● **DO THIS**
For each line of the data below that holds "堤防工程地质勘察规程", copy the line.

● **Extracted data entries**

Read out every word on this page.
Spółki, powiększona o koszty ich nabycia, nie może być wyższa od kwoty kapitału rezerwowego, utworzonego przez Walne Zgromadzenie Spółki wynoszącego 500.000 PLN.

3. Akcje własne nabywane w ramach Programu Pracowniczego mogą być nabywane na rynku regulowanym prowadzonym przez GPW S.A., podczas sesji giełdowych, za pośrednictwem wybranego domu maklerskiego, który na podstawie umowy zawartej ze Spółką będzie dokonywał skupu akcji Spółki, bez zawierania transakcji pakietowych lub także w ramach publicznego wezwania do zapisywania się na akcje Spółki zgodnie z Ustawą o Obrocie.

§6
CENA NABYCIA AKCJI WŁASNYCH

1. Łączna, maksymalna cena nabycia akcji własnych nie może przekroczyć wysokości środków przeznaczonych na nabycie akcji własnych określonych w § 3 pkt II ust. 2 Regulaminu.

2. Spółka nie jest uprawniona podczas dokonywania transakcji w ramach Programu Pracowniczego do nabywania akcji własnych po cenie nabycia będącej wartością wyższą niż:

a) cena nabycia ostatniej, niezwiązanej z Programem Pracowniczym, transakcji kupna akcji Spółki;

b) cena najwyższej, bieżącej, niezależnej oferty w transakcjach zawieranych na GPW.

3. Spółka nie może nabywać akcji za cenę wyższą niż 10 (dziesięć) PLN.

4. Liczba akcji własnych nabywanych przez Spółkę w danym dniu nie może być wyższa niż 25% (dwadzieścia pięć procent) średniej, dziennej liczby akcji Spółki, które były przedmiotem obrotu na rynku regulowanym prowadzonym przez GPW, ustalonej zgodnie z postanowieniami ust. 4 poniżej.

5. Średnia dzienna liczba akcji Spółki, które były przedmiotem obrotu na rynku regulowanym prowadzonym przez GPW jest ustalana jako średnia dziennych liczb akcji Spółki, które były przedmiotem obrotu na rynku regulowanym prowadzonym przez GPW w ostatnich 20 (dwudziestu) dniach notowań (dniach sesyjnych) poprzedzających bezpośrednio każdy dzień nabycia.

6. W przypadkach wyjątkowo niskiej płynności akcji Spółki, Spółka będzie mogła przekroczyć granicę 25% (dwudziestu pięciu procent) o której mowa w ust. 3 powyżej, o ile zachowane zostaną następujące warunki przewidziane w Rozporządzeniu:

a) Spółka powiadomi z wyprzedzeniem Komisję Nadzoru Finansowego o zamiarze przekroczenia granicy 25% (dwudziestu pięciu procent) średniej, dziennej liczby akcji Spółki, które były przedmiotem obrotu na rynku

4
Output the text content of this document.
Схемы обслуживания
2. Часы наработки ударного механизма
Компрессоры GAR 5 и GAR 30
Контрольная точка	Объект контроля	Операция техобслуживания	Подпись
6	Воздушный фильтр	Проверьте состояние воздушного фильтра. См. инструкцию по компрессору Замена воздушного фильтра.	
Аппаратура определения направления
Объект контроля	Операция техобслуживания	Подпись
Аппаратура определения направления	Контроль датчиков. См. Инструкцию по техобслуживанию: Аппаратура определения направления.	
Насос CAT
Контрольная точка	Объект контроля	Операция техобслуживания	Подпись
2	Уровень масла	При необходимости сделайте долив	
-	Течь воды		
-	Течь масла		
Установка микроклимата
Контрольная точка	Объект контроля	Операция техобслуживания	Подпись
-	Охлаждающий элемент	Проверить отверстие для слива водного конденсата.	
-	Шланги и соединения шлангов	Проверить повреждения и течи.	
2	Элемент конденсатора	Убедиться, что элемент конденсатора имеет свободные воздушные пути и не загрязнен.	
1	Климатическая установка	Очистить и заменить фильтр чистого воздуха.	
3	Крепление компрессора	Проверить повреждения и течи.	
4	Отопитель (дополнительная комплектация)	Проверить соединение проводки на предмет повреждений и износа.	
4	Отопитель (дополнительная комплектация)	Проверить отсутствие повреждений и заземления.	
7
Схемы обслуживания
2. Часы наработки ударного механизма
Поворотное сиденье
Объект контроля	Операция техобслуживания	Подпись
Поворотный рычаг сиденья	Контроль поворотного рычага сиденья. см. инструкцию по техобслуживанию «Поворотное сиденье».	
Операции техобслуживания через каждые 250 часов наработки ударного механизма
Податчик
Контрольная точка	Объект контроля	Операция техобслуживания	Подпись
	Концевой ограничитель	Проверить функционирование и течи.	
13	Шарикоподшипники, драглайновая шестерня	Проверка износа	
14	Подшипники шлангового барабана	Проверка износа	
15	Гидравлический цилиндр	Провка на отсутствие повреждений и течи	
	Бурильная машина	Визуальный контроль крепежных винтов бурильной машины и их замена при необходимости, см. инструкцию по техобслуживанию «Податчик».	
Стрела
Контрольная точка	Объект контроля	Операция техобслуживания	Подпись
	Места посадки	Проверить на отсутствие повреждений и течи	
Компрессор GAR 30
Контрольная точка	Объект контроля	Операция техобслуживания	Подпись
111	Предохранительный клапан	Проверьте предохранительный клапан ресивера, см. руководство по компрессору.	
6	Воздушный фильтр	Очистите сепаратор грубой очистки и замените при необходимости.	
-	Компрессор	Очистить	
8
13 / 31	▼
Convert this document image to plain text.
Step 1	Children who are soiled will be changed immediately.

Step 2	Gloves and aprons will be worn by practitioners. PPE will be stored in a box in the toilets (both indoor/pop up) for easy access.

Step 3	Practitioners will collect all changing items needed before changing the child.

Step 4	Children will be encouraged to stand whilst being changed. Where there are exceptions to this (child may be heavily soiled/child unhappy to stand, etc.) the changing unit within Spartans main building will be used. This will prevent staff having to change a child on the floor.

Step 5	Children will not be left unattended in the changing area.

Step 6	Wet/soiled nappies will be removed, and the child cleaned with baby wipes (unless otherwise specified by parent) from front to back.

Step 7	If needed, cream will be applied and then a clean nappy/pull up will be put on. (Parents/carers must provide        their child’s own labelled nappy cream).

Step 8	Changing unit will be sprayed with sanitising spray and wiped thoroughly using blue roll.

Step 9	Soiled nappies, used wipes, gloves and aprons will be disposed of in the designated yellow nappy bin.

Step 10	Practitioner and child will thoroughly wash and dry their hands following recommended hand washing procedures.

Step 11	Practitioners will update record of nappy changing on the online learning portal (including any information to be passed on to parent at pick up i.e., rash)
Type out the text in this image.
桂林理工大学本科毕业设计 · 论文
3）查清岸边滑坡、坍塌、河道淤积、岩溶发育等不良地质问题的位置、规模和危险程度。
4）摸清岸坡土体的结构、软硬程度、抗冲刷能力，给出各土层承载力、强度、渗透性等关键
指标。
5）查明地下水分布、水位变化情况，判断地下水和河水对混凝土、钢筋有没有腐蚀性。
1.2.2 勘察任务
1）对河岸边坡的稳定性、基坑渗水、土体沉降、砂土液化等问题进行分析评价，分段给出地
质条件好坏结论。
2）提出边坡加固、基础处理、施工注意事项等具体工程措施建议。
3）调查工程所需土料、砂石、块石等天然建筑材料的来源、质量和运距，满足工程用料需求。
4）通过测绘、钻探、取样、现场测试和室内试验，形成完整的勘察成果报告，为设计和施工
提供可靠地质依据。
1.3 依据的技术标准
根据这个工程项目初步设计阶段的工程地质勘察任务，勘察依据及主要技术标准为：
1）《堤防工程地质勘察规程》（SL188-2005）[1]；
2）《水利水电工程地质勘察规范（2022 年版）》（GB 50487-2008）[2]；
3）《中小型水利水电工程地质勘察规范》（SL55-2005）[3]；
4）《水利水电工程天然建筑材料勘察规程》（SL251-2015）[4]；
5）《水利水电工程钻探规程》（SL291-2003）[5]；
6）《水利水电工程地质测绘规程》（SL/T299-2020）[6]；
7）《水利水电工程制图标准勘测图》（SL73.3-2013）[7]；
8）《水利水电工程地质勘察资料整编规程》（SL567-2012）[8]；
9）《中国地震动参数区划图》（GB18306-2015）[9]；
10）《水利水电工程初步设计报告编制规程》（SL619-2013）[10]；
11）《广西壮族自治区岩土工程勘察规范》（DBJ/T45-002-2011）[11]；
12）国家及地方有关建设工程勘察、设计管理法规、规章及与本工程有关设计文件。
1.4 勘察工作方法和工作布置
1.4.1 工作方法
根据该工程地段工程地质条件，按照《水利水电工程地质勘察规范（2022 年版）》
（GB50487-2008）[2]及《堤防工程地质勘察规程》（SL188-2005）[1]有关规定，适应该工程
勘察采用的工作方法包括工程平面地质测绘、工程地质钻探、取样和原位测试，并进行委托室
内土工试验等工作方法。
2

● **TASK RESULT**
1）《堤防工程地质勘察规程》（SL188-2005）[1]；
（GB50487-2008）[2]及《堤防工程地质勘察规程》（SL188-2005）[1]有关规定，适应该工程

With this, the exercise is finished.